══ Input rows ══

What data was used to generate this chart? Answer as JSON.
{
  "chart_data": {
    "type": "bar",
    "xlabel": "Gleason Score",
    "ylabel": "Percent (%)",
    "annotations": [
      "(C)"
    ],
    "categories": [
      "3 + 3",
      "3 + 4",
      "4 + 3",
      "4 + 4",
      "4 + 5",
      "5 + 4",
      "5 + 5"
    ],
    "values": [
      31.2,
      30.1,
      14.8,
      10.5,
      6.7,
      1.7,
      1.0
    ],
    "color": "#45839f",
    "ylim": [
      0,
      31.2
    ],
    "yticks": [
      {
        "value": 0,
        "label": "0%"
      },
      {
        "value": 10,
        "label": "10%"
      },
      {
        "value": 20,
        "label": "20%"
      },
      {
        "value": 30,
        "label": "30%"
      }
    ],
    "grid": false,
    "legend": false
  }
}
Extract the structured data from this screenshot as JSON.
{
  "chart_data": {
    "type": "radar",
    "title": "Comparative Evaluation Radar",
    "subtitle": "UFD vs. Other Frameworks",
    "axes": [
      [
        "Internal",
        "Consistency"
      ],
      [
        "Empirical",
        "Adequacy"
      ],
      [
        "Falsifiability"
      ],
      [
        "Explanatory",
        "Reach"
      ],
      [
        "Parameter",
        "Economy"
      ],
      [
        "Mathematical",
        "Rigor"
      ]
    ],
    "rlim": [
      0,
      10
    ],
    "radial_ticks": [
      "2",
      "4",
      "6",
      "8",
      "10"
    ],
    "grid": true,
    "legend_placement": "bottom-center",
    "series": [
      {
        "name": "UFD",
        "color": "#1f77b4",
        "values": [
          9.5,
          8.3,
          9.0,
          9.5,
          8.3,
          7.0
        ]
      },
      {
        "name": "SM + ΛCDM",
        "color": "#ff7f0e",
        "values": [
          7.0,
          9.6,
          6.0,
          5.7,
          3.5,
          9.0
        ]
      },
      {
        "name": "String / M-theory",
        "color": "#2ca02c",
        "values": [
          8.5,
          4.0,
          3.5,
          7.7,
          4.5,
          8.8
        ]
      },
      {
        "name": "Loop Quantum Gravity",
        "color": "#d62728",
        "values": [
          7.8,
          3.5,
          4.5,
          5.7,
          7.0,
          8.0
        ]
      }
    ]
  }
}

═══

Using the data above, output each line exactly.

What data was used to generate this chart? Answer as JSON.
{
  "chart_data": {
    "type": "bar",
    "xlabel": "Gleason Score",
    "ylabel": "Percent (%)",
    "annotations": [
      "(C)"
    ],
    "categories": [
      "3 + 3",
      "3 + 4",
      "4 + 3",
      "4 + 4",
      "4 + 5",
      "5 + 4",
      "5 + 5"
    ],
    "values": [
      31.2,
      30.1,
      14.8,
      10.5,
      6.7,
      1.7,
      1.0
    ],
    "color": "#45839f",
    "ylim": [
      0,
      31.2
    ],
    "yticks": [
      {
        "value": 0,
        "label": "0%"
      },
      {
        "value": 10,
        "label": "10%"
      },
      {
        "value": 20,
        "label": "20%"
      },
      {
        "value": 30,
        "label": "30%"
      }
    ],
    "grid": false,
    "legend": false
  }
}
Extract the structured data from this screenshot as JSON.
{
  "chart_data": {
    "type": "radar",
    "title": "Comparative Evaluation Radar",
    "subtitle": "UFD vs. Other Frameworks",
    "axes": [
      [
        "Internal",
        "Consistency"
      ],
      [
        "Empirical",
        "Adequacy"
      ],
      [
        "Falsifiability"
      ],
      [
        "Explanatory",
        "Reach"
      ],
      [
        "Parameter",
        "Economy"
      ],
      [
        "Mathematical",
        "Rigor"
      ]
    ],
    "rlim": [
      0,
      10
    ],
    "radial_ticks": [
      "2",
      "4",
      "6",
      "8",
      "10"
    ],
    "grid": true,
    "legend_placement": "bottom-center",
    "series": [
      {
        "name": "UFD",
        "color": "#1f77b4",
        "values": [
          9.5,
          8.3,
          9.0,
          9.5,
          8.3,
          7.0
        ]
      },
      {
        "name": "SM + ΛCDM",
        "color": "#ff7f0e",
        "values": [
          7.0,
          9.6,
          6.0,
          5.7,
          3.5,
          9.0
        ]
      },
      {
        "name": "String / M-theory",
        "color": "#2ca02c",
        "values": [
          8.5,
          4.0,
          3.5,
          7.7,
          4.5,
          8.8
        ]
      },
      {
        "name": "Loop Quantum Gravity",
        "color": "#d62728",
        "values": [
          7.8,
          3.5,
          4.5,
          5.7,
          7.0,
          8.0
        ]
      }
    ]
  }
}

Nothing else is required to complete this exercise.